Your objective = Give only the number of lines in the records that include the string "globe".

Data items
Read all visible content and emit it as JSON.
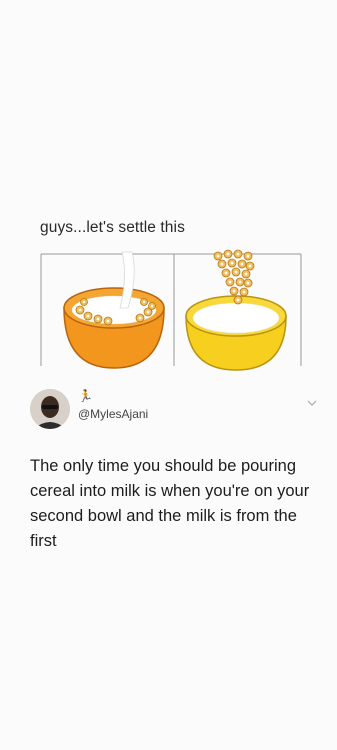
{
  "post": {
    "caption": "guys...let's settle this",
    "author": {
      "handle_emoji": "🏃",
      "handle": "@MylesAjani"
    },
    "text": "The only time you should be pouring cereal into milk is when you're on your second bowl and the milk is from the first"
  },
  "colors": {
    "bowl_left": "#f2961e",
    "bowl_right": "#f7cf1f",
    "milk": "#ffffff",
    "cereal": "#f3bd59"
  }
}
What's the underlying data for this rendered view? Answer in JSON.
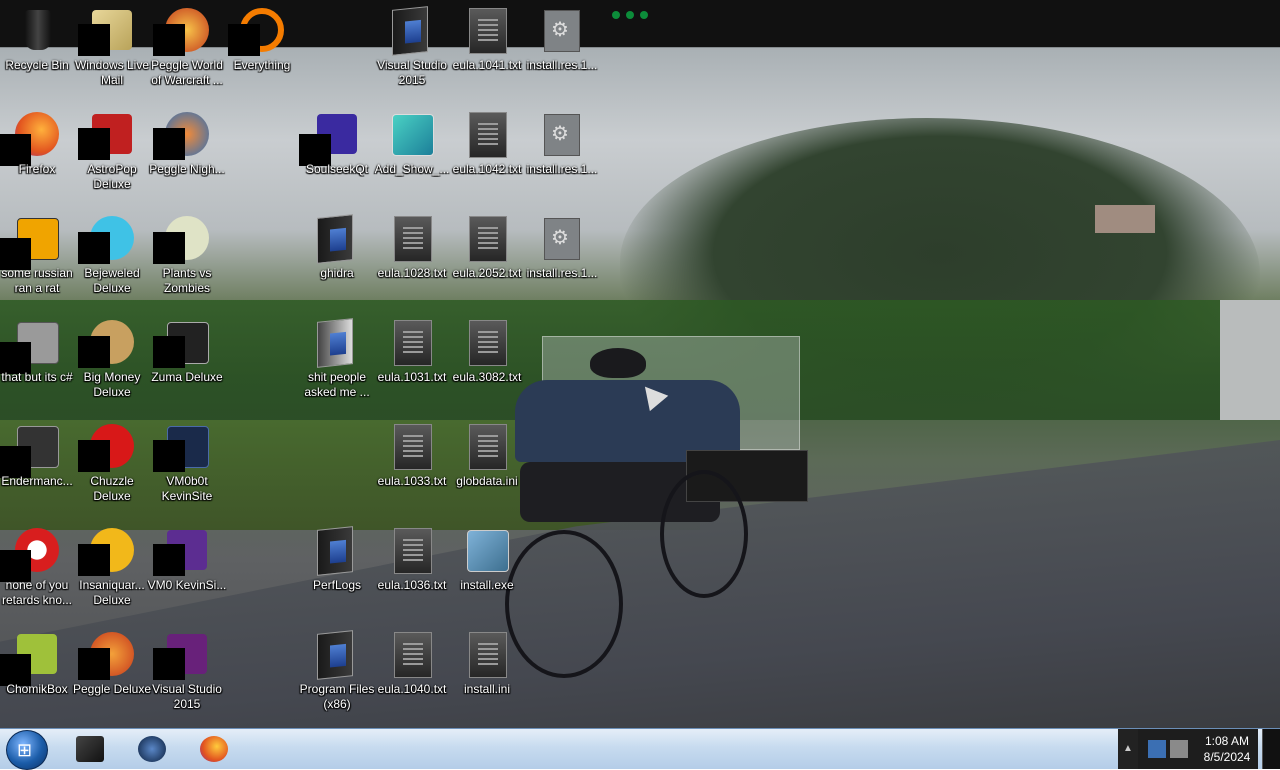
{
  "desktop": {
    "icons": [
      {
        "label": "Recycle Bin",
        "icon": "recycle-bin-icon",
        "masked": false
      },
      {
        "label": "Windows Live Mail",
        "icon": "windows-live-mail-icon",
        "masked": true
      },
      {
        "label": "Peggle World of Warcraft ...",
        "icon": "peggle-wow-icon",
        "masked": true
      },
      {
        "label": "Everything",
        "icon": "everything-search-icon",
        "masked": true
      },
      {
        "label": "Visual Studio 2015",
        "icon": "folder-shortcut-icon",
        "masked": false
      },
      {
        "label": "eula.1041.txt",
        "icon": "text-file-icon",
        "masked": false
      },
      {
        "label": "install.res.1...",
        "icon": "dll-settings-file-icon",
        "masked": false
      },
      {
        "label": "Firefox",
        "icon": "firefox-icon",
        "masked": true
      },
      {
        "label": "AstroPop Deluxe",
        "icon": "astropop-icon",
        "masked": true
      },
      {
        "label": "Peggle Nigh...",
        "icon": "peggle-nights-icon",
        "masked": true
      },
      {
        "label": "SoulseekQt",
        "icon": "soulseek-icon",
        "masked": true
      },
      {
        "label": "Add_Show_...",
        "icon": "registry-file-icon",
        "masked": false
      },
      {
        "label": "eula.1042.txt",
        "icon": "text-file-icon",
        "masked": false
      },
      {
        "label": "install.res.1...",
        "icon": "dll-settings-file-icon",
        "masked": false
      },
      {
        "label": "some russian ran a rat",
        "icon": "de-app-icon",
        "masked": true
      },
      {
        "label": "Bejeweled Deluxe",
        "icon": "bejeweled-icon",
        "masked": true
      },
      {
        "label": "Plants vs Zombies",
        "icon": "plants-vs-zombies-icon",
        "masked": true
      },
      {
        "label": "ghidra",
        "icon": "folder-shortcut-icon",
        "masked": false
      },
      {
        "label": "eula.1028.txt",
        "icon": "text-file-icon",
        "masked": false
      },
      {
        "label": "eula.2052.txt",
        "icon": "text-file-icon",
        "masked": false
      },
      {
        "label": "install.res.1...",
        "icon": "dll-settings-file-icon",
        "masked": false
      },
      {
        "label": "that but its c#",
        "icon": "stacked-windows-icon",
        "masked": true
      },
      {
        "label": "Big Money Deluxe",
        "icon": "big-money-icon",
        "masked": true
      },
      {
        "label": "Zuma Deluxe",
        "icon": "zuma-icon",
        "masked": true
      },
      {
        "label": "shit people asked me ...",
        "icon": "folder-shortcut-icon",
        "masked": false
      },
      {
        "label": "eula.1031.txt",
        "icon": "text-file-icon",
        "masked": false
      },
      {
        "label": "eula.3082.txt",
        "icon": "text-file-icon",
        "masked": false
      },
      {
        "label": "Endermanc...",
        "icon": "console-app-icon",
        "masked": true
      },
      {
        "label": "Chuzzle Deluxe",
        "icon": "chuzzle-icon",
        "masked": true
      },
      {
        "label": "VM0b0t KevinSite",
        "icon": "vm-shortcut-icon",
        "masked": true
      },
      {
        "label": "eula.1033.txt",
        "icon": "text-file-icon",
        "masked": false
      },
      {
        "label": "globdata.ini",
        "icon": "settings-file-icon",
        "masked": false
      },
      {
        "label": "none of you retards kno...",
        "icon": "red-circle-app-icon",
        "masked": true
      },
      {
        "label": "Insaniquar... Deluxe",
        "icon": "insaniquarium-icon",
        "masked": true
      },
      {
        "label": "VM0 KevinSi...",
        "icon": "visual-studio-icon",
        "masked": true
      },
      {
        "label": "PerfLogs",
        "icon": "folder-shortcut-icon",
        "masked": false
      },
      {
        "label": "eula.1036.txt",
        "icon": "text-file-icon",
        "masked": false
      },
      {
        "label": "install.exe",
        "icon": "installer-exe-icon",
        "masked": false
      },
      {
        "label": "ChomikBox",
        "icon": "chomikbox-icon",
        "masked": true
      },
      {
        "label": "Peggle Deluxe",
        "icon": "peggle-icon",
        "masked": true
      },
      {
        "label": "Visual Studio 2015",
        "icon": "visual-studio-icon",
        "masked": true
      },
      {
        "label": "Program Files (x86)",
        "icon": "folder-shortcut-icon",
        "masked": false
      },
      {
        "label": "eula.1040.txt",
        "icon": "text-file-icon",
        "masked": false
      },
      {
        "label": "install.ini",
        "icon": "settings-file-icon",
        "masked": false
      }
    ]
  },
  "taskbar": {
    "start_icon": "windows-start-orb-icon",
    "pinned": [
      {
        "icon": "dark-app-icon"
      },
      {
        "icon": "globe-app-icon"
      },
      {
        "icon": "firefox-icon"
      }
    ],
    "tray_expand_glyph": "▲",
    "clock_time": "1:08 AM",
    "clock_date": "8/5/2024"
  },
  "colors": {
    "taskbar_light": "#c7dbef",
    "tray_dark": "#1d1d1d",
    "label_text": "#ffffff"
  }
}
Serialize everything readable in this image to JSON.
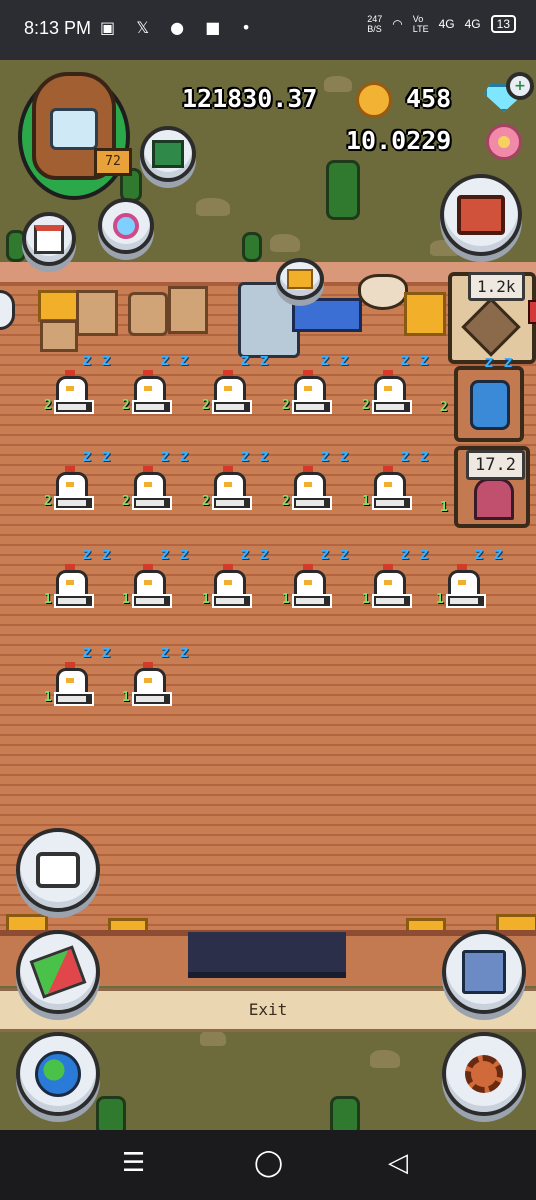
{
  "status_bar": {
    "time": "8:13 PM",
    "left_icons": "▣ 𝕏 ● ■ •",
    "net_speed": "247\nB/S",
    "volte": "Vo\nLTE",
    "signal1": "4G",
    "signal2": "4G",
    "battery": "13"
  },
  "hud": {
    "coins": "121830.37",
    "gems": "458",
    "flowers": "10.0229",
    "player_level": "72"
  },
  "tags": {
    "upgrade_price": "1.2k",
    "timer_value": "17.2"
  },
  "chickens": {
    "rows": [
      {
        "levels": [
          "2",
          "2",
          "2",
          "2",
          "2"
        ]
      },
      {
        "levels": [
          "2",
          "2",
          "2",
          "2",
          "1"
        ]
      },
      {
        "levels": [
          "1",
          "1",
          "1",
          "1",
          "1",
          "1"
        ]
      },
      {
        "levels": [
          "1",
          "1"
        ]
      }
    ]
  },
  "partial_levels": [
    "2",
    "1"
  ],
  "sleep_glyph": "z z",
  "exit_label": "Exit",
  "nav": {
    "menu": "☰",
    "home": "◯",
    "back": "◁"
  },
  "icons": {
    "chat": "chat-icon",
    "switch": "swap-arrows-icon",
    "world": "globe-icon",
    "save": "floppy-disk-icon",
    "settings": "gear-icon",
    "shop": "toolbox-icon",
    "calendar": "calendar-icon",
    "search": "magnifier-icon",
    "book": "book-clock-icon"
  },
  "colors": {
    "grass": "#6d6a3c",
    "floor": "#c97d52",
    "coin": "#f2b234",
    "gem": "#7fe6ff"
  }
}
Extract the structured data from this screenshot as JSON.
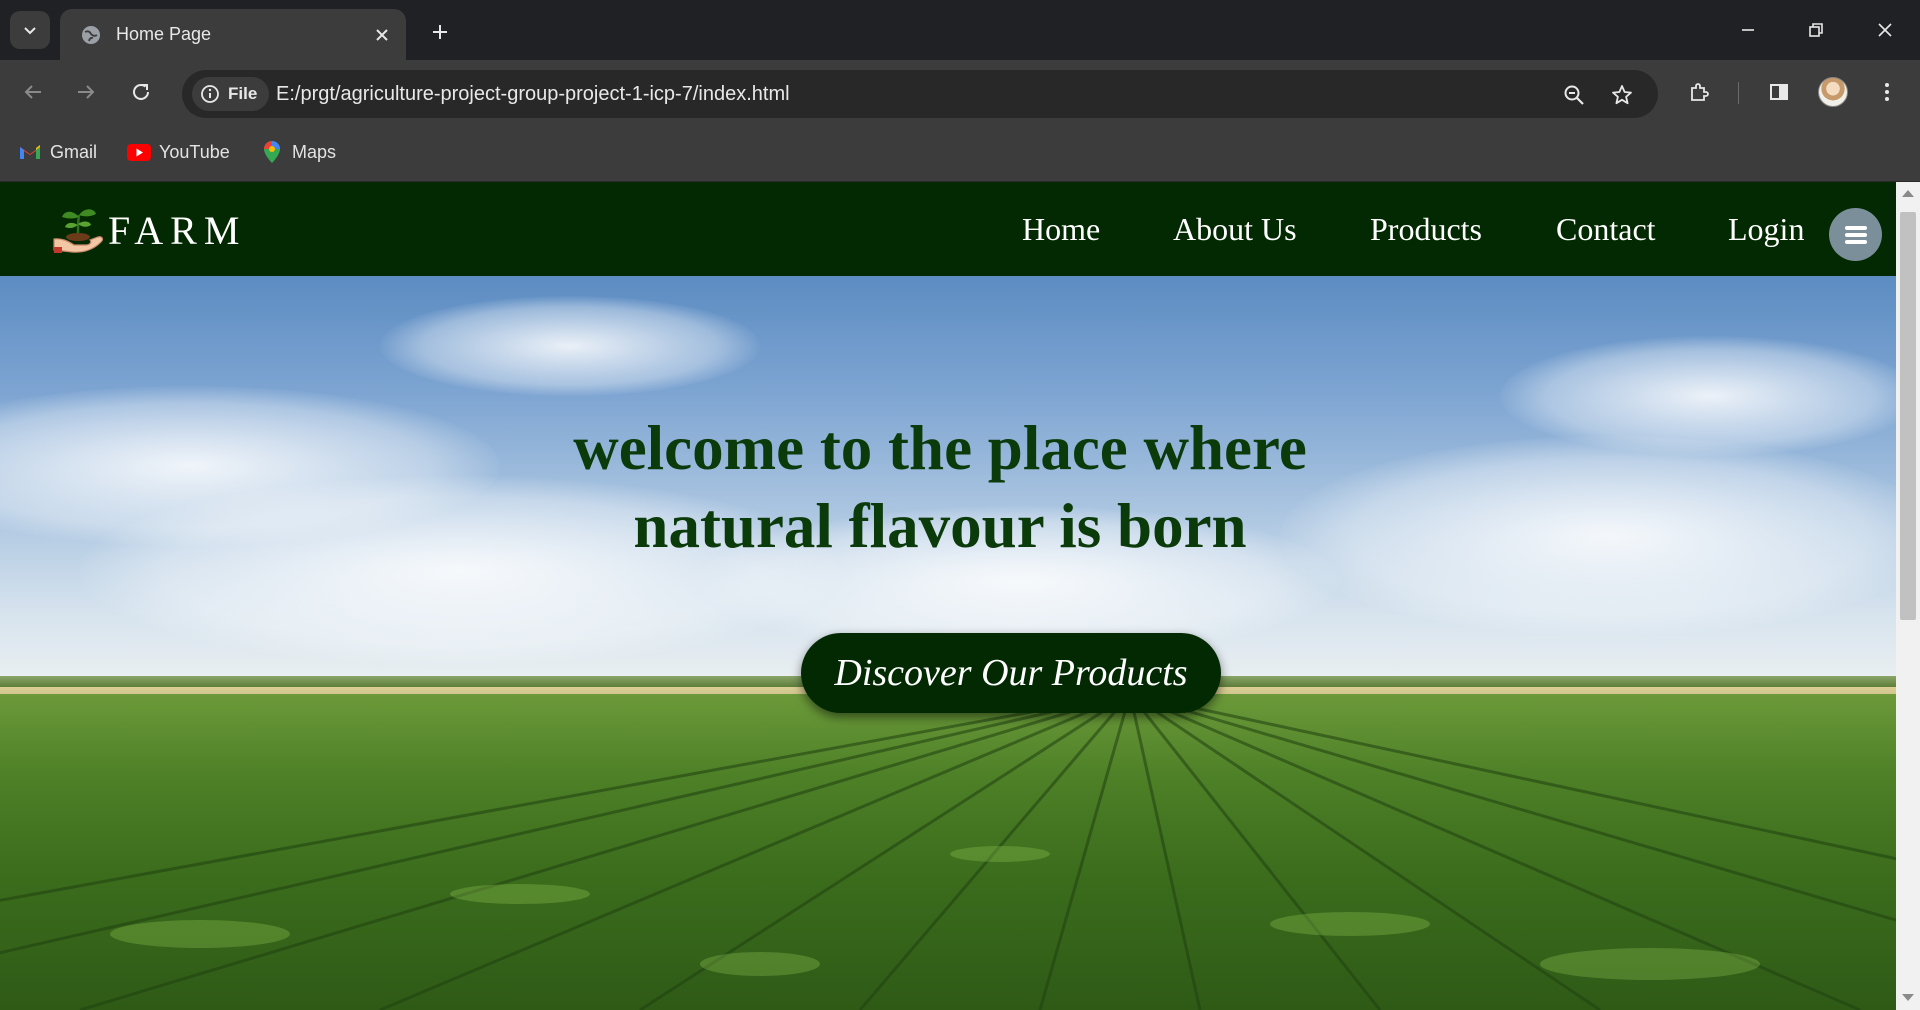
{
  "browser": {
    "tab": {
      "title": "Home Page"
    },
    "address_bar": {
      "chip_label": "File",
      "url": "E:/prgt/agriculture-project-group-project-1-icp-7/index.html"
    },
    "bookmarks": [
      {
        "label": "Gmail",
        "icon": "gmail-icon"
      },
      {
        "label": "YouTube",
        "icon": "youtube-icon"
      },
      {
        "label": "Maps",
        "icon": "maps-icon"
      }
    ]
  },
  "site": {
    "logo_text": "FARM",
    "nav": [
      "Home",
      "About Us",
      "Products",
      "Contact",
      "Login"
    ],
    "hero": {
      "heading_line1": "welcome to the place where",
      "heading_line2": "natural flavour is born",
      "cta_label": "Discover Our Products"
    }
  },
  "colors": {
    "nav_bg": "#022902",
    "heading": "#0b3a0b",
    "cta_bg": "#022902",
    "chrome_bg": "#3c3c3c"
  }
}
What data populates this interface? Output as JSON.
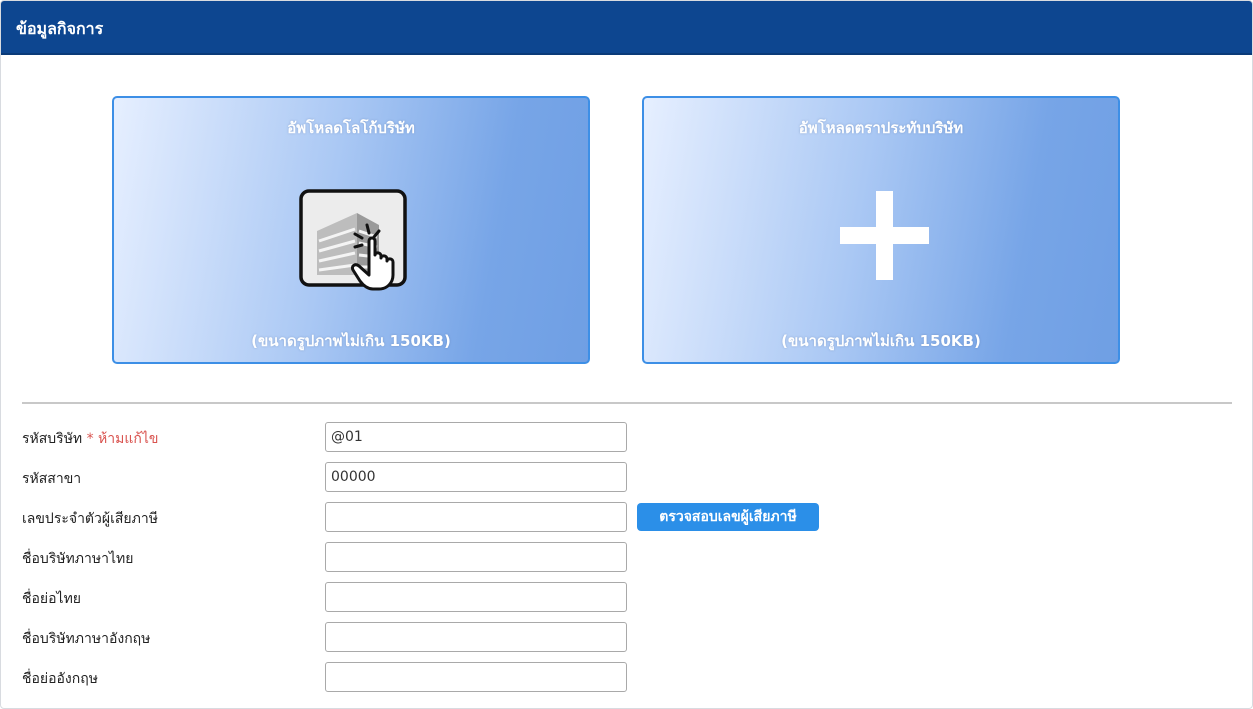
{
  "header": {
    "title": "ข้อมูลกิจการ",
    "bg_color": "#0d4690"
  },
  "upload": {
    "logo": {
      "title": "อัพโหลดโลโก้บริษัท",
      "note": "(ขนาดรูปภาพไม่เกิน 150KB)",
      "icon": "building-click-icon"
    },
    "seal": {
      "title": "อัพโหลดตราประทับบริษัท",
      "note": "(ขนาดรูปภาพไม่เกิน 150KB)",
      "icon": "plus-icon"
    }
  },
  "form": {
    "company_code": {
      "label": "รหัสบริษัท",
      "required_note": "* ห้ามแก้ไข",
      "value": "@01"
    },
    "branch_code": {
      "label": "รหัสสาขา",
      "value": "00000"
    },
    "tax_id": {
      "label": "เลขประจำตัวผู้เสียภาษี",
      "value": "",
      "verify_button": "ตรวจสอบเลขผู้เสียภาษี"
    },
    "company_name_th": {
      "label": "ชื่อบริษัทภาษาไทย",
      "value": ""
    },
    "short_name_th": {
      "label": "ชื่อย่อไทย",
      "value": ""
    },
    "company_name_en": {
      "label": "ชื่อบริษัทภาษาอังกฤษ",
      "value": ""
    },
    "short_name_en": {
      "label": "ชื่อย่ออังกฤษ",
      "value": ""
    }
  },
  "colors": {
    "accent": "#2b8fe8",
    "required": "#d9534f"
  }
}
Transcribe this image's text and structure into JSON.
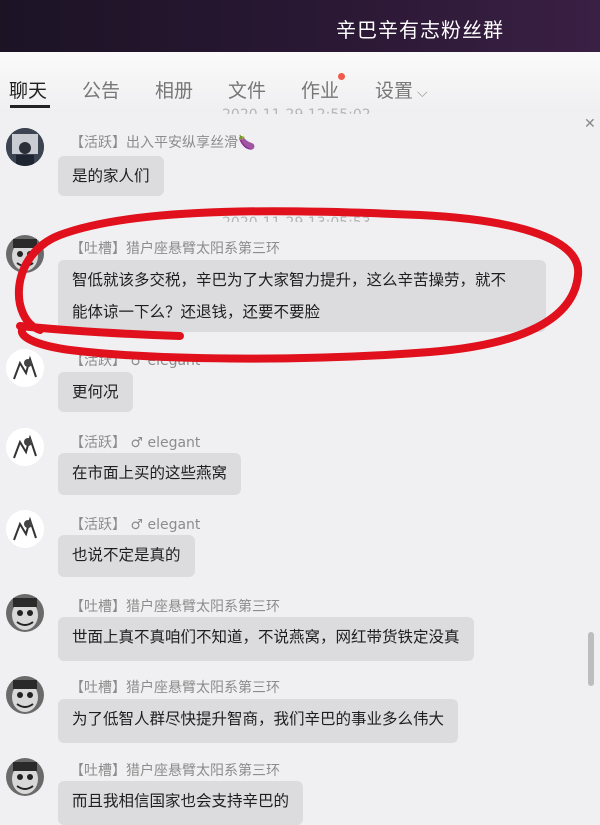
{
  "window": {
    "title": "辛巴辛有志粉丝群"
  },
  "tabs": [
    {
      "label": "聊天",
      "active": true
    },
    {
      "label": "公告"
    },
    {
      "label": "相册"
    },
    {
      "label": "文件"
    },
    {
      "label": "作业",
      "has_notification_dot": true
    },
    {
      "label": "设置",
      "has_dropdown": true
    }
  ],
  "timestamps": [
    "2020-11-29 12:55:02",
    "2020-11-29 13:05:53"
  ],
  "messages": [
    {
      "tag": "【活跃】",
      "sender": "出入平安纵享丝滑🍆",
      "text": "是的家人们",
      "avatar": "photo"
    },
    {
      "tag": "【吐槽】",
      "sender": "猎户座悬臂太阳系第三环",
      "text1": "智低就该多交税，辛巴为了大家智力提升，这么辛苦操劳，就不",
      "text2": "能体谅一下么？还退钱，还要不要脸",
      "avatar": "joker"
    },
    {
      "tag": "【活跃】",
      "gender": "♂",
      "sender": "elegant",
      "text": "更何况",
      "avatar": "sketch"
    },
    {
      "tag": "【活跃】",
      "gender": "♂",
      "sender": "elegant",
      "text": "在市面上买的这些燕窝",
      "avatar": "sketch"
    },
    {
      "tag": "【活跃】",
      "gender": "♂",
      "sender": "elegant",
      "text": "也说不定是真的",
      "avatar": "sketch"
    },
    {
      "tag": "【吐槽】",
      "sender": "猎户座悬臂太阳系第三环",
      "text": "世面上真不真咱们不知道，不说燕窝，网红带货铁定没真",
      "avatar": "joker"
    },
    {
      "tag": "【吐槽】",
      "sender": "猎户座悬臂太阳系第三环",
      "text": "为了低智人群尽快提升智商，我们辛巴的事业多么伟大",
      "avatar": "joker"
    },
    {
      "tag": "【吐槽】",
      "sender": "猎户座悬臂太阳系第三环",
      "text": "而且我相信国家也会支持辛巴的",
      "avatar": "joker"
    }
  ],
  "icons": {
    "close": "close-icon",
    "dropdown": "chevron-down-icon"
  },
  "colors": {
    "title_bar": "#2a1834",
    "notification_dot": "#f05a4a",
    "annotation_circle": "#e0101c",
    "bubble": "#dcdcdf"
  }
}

Full response = 2